(Collected data)
▼
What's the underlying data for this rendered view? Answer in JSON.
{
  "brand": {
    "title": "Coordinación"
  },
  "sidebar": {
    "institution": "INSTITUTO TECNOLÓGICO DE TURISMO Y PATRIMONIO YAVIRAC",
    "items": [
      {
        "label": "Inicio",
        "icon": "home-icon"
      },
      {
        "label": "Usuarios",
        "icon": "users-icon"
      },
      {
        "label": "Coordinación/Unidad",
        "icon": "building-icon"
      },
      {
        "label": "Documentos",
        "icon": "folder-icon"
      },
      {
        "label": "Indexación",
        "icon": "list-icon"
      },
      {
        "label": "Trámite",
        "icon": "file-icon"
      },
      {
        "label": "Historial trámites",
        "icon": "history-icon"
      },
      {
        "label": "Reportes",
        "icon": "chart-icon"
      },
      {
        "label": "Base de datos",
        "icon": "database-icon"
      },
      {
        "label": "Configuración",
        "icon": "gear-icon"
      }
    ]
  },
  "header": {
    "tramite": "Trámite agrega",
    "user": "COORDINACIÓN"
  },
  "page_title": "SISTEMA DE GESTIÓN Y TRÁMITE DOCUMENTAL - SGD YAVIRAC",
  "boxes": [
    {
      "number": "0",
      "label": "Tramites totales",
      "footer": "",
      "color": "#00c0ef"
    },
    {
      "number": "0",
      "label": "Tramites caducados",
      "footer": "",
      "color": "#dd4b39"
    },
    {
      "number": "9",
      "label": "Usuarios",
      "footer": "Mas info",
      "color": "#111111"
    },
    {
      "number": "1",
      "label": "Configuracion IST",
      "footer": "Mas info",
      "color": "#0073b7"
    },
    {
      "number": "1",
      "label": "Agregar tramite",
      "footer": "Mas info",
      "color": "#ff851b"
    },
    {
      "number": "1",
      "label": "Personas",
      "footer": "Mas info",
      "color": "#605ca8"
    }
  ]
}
▲
WRITTEN INSTRUCTION
Return each entry from the material above exactly as it appears.

SOLUTION TO THIS TASK
What's the underlying data for this rendered view? Answer in JSON.
{
  "brand": {
    "title": "Coordinación"
  },
  "sidebar": {
    "institution": "INSTITUTO TECNOLÓGICO DE TURISMO Y PATRIMONIO YAVIRAC",
    "items": [
      {
        "label": "Inicio",
        "icon": "home-icon"
      },
      {
        "label": "Usuarios",
        "icon": "users-icon"
      },
      {
        "label": "Coordinación/Unidad",
        "icon": "building-icon"
      },
      {
        "label": "Documentos",
        "icon": "folder-icon"
      },
      {
        "label": "Indexación",
        "icon": "list-icon"
      },
      {
        "label": "Trámite",
        "icon": "file-icon"
      },
      {
        "label": "Historial trámites",
        "icon": "history-icon"
      },
      {
        "label": "Reportes",
        "icon": "chart-icon"
      },
      {
        "label": "Base de datos",
        "icon": "database-icon"
      },
      {
        "label": "Configuración",
        "icon": "gear-icon"
      }
    ]
  },
  "header": {
    "tramite": "Trámite agrega",
    "user": "COORDINACIÓN"
  },
  "page_title": "SISTEMA DE GESTIÓN Y TRÁMITE DOCUMENTAL - SGD YAVIRAC",
  "boxes": [
    {
      "number": "0",
      "label": "Tramites totales",
      "footer": "",
      "color": "#00c0ef"
    },
    {
      "number": "0",
      "label": "Tramites caducados",
      "footer": "",
      "color": "#dd4b39"
    },
    {
      "number": "9",
      "label": "Usuarios",
      "footer": "Mas info",
      "color": "#111111"
    },
    {
      "number": "1",
      "label": "Configuracion IST",
      "footer": "Mas info",
      "color": "#0073b7"
    },
    {
      "number": "1",
      "label": "Agregar tramite",
      "footer": "Mas info",
      "color": "#ff851b"
    },
    {
      "number": "1",
      "label": "Personas",
      "footer": "Mas info",
      "color": "#605ca8"
    }
  ]
}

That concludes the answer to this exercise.